What you will do >> Locate "Decode this image" in the data below, then output the line it is on and all following lines through the last, word for word. Skip any pictures.

Entries >>
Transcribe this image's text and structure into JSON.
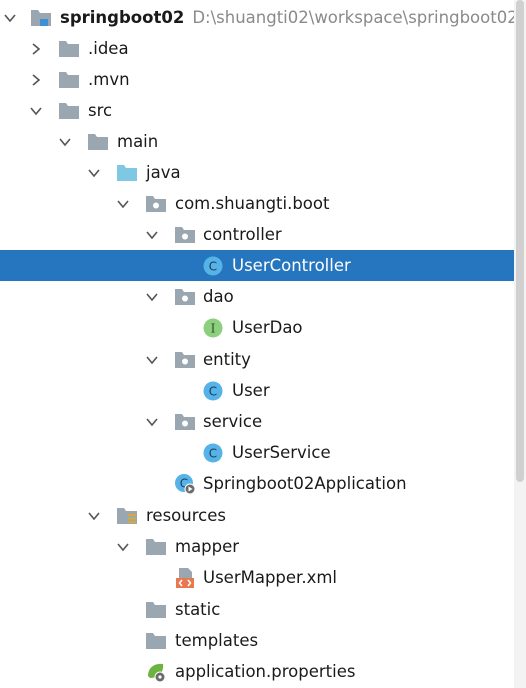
{
  "project": {
    "name": "springboot02",
    "path": "D:\\shuangti02\\workspace\\springboot02"
  },
  "nodes": {
    "idea": ".idea",
    "mvn": ".mvn",
    "src": "src",
    "main": "main",
    "java": "java",
    "pkg": "com.shuangti.boot",
    "controller": "controller",
    "user_controller": "UserController",
    "dao": "dao",
    "user_dao": "UserDao",
    "entity": "entity",
    "user": "User",
    "service": "service",
    "user_service": "UserService",
    "app": "Springboot02Application",
    "resources": "resources",
    "mapper": "mapper",
    "user_mapper": "UserMapper.xml",
    "static": "static",
    "templates": "templates",
    "app_props": "application.properties"
  },
  "icon_letters": {
    "class": "C",
    "interface": "I"
  },
  "colors": {
    "selection": "#2675bf",
    "folder": "#9aa7b0",
    "source_folder": "#7ec8e3",
    "class_icon": "#55b3e8",
    "interface_icon": "#8ccf7e"
  }
}
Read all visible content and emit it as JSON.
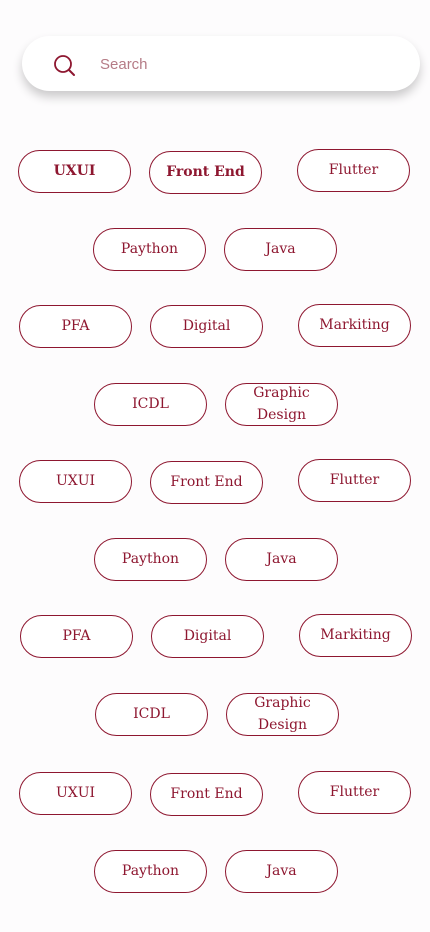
{
  "search": {
    "placeholder": "Search",
    "icon": "search-icon"
  },
  "colors": {
    "accent": "#8e1730",
    "background": "#fdfcfd",
    "chip_fill": "#ffffff"
  },
  "chips": [
    {
      "label": "UXUI"
    },
    {
      "label": "Front End"
    },
    {
      "label": "Flutter"
    },
    {
      "label": "Paython"
    },
    {
      "label": "Java"
    },
    {
      "label": "PFA"
    },
    {
      "label": "Digital"
    },
    {
      "label": "Markiting"
    },
    {
      "label": "ICDL"
    },
    {
      "label": "Graphic Design"
    },
    {
      "label": "UXUI"
    },
    {
      "label": "Front End"
    },
    {
      "label": "Flutter"
    },
    {
      "label": "Paython"
    },
    {
      "label": "Java"
    },
    {
      "label": "PFA"
    },
    {
      "label": "Digital"
    },
    {
      "label": "Markiting"
    },
    {
      "label": "ICDL"
    },
    {
      "label": "Graphic Design"
    },
    {
      "label": "UXUI"
    },
    {
      "label": "Front End"
    },
    {
      "label": "Flutter"
    },
    {
      "label": "Paython"
    },
    {
      "label": "Java"
    }
  ]
}
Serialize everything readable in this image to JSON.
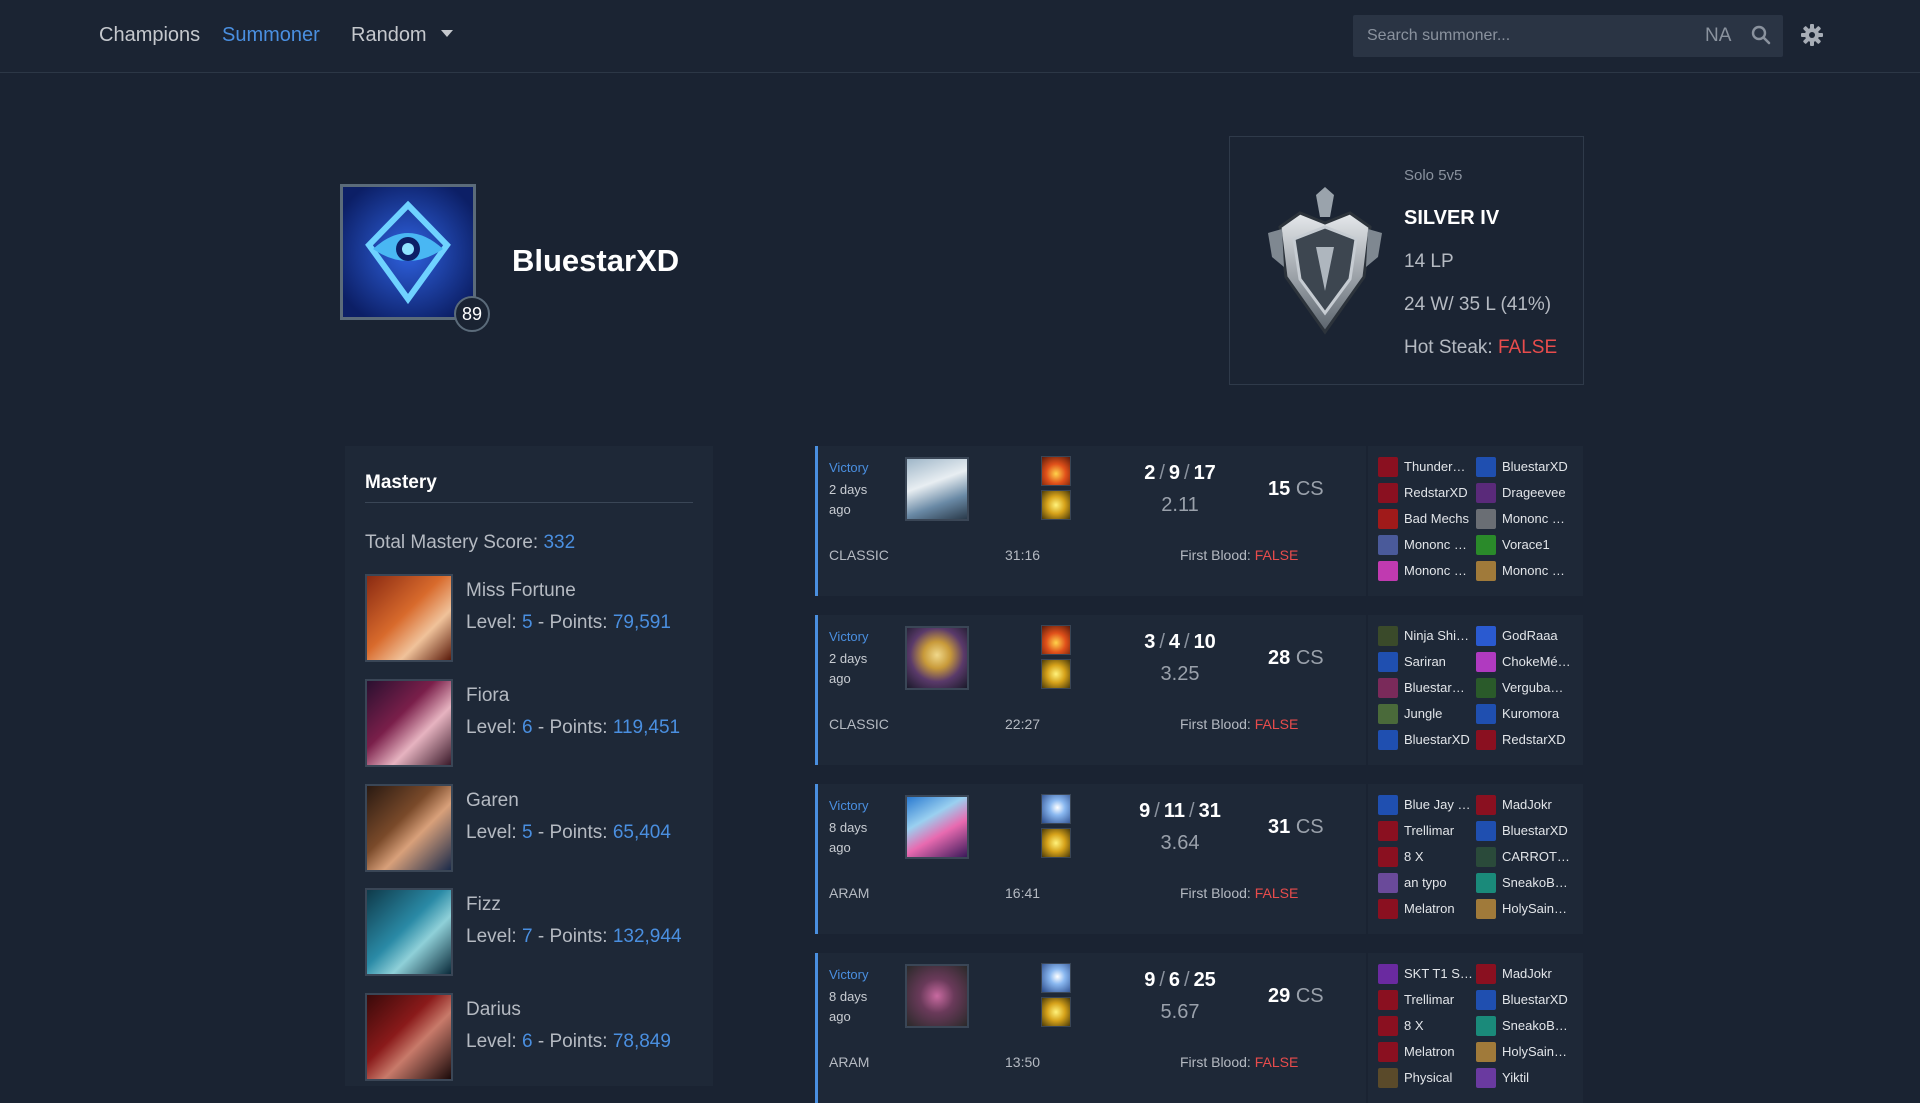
{
  "nav": {
    "champions": "Champions",
    "summoner": "Summoner",
    "random": "Random",
    "search_placeholder": "Search summoner...",
    "region": "NA"
  },
  "profile": {
    "name": "BluestarXD",
    "level": "89"
  },
  "rank": {
    "queue": "Solo 5v5",
    "tier": "SILVER IV",
    "lp": "14 LP",
    "record": "24 W/ 35 L (41%)",
    "hot_label": "Hot Steak:",
    "hot_value": "FALSE"
  },
  "mastery": {
    "title": "Mastery",
    "total_label": "Total Mastery Score:",
    "total_value": "332",
    "level_label": "Level:",
    "points_label": "- Points:",
    "champions": [
      {
        "name": "Miss Fortune",
        "level": "5",
        "points": "79,591"
      },
      {
        "name": "Fiora",
        "level": "6",
        "points": "119,451"
      },
      {
        "name": "Garen",
        "level": "5",
        "points": "65,404"
      },
      {
        "name": "Fizz",
        "level": "7",
        "points": "132,944"
      },
      {
        "name": "Darius",
        "level": "6",
        "points": "78,849"
      }
    ]
  },
  "match_labels": {
    "first_blood": "First Blood:",
    "cs_suffix": "CS",
    "slash": "/"
  },
  "matches": [
    {
      "result": "Victory",
      "ago": "2 days ago",
      "kills": "2",
      "deaths": "9",
      "assists": "17",
      "ratio": "2.11",
      "cs": "15",
      "mode": "CLASSIC",
      "duration": "31:16",
      "first_blood": "FALSE",
      "players": [
        "Thunder…",
        "BluestarXD",
        "RedstarXD",
        "Drageevee",
        "Bad Mechs",
        "Mononc …",
        "Mononc …",
        "Vorace1",
        "Mononc …",
        "Mononc …"
      ]
    },
    {
      "result": "Victory",
      "ago": "2 days ago",
      "kills": "3",
      "deaths": "4",
      "assists": "10",
      "ratio": "3.25",
      "cs": "28",
      "mode": "CLASSIC",
      "duration": "22:27",
      "first_blood": "FALSE",
      "players": [
        "Ninja Shi…",
        "GodRaaa",
        "Sariran",
        "ChokeMé…",
        "Bluestar…",
        "Verguba…",
        "Jungle",
        "Kuromora",
        "BluestarXD",
        "RedstarXD"
      ]
    },
    {
      "result": "Victory",
      "ago": "8 days ago",
      "kills": "9",
      "deaths": "11",
      "assists": "31",
      "ratio": "3.64",
      "cs": "31",
      "mode": "ARAM",
      "duration": "16:41",
      "first_blood": "FALSE",
      "players": [
        "Blue Jay …",
        "MadJokr",
        "Trellimar",
        "BluestarXD",
        "8 X",
        "CARROT…",
        "an typo",
        "SneakoB…",
        "Melatron",
        "HolySain…"
      ]
    },
    {
      "result": "Victory",
      "ago": "8 days ago",
      "kills": "9",
      "deaths": "6",
      "assists": "25",
      "ratio": "5.67",
      "cs": "29",
      "mode": "ARAM",
      "duration": "13:50",
      "first_blood": "FALSE",
      "players": [
        "SKT T1 S…",
        "MadJokr",
        "Trellimar",
        "BluestarXD",
        "8 X",
        "SneakoB…",
        "Melatron",
        "HolySain…",
        "Physical",
        "Yiktil"
      ]
    }
  ],
  "colors": {
    "background": "#1a2332",
    "panel": "#1e2837",
    "accent": "#4a8fe0",
    "negative": "#e84c4c"
  }
}
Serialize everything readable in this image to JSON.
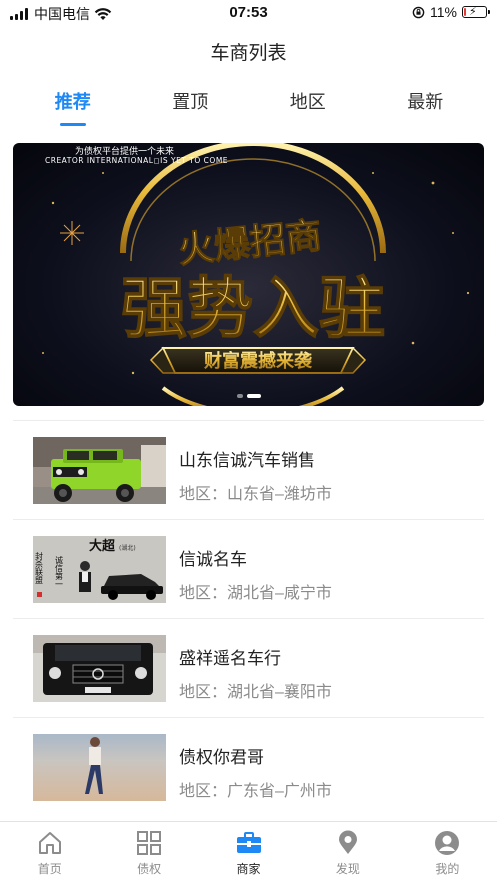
{
  "status_bar": {
    "carrier": "中国电信",
    "time": "07:53",
    "battery": "11%",
    "battery_level": 0.11
  },
  "nav": {
    "title": "车商列表"
  },
  "tabs": [
    {
      "label": "推荐",
      "active": true
    },
    {
      "label": "置顶",
      "active": false
    },
    {
      "label": "地区",
      "active": false
    },
    {
      "label": "最新",
      "active": false
    }
  ],
  "banner": {
    "top_line_cn": "为债权平台提供一个未来",
    "top_line_en": "CREATOR INTERNATIONAL◻IS YET TO COME",
    "headline_small": "火爆招商",
    "headline_big": "强势入驻",
    "ribbon": "财富震撼来袭",
    "slide_count": 2,
    "active_slide": 1
  },
  "dealers": [
    {
      "name": "山东信诚汽车销售",
      "region_label": "地区：",
      "region": "山东省–潍坊市",
      "thumb": "green-jeep"
    },
    {
      "name": "信诚名车",
      "region_label": "地区：",
      "region": "湖北省–咸宁市",
      "thumb": "sign-board",
      "thumb_text": {
        "big": "大超",
        "small": "(湖北)",
        "left": "封杀联盟",
        "right": "诚信第一"
      }
    },
    {
      "name": "盛祥遥名车行",
      "region_label": "地区：",
      "region": "湖北省–襄阳市",
      "thumb": "black-suv"
    },
    {
      "name": "债权你君哥",
      "region_label": "地区：",
      "region": "广东省–广州市",
      "thumb": "beach-person"
    }
  ],
  "tabbar": [
    {
      "label": "首页",
      "icon": "home-icon",
      "active": false
    },
    {
      "label": "债权",
      "icon": "grid-icon",
      "active": false
    },
    {
      "label": "商家",
      "icon": "briefcase-icon",
      "active": true
    },
    {
      "label": "发现",
      "icon": "location-pin-icon",
      "active": false
    },
    {
      "label": "我的",
      "icon": "user-icon",
      "active": false
    }
  ],
  "colors": {
    "accent": "#1e88f5",
    "gold": "#e8b93a",
    "muted_text": "#8a8a8a"
  }
}
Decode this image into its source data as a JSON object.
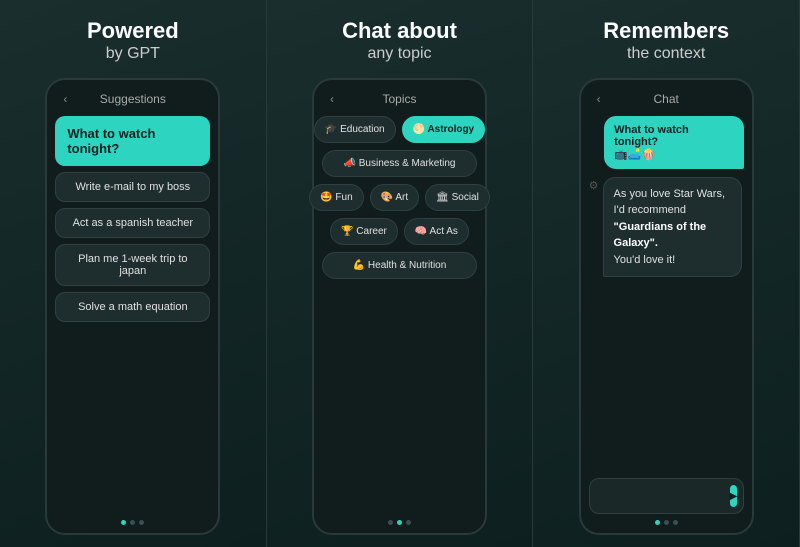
{
  "panels": [
    {
      "id": "panel-gpt",
      "title": "Powered",
      "subtitle": "by GPT",
      "phone_bar_title": "Suggestions",
      "highlight_suggestion": "What to watch tonight?",
      "suggestions": [
        "Write e-mail to my boss",
        "Act as a spanish teacher",
        "Plan me 1-week trip to japan",
        "Solve a math equation"
      ],
      "active_dot": 0,
      "dots": 3
    },
    {
      "id": "panel-topics",
      "title": "Chat about",
      "subtitle": "any topic",
      "phone_bar_title": "Topics",
      "topic_rows": [
        [
          {
            "label": "🎓 Education",
            "active": false
          },
          {
            "label": "🌕 Astrology",
            "active": true
          }
        ],
        [
          {
            "label": "📣 Business & Marketing",
            "active": false,
            "wide": true
          }
        ],
        [
          {
            "label": "🤩 Fun",
            "active": false
          },
          {
            "label": "🎨 Art",
            "active": false
          },
          {
            "label": "🏛 Social",
            "active": false
          }
        ],
        [
          {
            "label": "🏆 Career",
            "active": false
          },
          {
            "label": "🧠 Act As",
            "active": false
          }
        ],
        [
          {
            "label": "💪 Health & Nutrition",
            "active": false,
            "wide": true
          }
        ]
      ],
      "active_dot": 1,
      "dots": 3
    },
    {
      "id": "panel-chat",
      "title": "Remembers",
      "subtitle": "the context",
      "phone_bar_title": "Chat",
      "chat_messages": [
        {
          "type": "user",
          "text": "What to watch tonight?\n📺🛋️🍿"
        },
        {
          "type": "ai",
          "text_before": "As you love Star Wars, I'd recommend ",
          "text_bold": "\"Guardians of the Galaxy\".",
          "text_after": "\nYou'd love it!"
        }
      ],
      "chat_input_placeholder": "",
      "send_icon": "▶",
      "active_dot": 0,
      "dots": 3
    }
  ]
}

Exercise response >>
Decode this image into its source data as a JSON object.
{
  "panels": [
    {
      "id": "panel-gpt",
      "title": "Powered",
      "subtitle": "by GPT",
      "phone_bar_title": "Suggestions",
      "highlight_suggestion": "What to watch tonight?",
      "suggestions": [
        "Write e-mail to my boss",
        "Act as a spanish teacher",
        "Plan me 1-week trip to japan",
        "Solve a math equation"
      ],
      "active_dot": 0,
      "dots": 3
    },
    {
      "id": "panel-topics",
      "title": "Chat about",
      "subtitle": "any topic",
      "phone_bar_title": "Topics",
      "topic_rows": [
        [
          {
            "label": "🎓 Education",
            "active": false
          },
          {
            "label": "🌕 Astrology",
            "active": true
          }
        ],
        [
          {
            "label": "📣 Business & Marketing",
            "active": false,
            "wide": true
          }
        ],
        [
          {
            "label": "🤩 Fun",
            "active": false
          },
          {
            "label": "🎨 Art",
            "active": false
          },
          {
            "label": "🏛 Social",
            "active": false
          }
        ],
        [
          {
            "label": "🏆 Career",
            "active": false
          },
          {
            "label": "🧠 Act As",
            "active": false
          }
        ],
        [
          {
            "label": "💪 Health & Nutrition",
            "active": false,
            "wide": true
          }
        ]
      ],
      "active_dot": 1,
      "dots": 3
    },
    {
      "id": "panel-chat",
      "title": "Remembers",
      "subtitle": "the context",
      "phone_bar_title": "Chat",
      "chat_messages": [
        {
          "type": "user",
          "text": "What to watch tonight?\n📺🛋️🍿"
        },
        {
          "type": "ai",
          "text_before": "As you love Star Wars, I'd recommend ",
          "text_bold": "\"Guardians of the Galaxy\".",
          "text_after": "\nYou'd love it!"
        }
      ],
      "chat_input_placeholder": "",
      "send_icon": "▶",
      "active_dot": 0,
      "dots": 3
    }
  ]
}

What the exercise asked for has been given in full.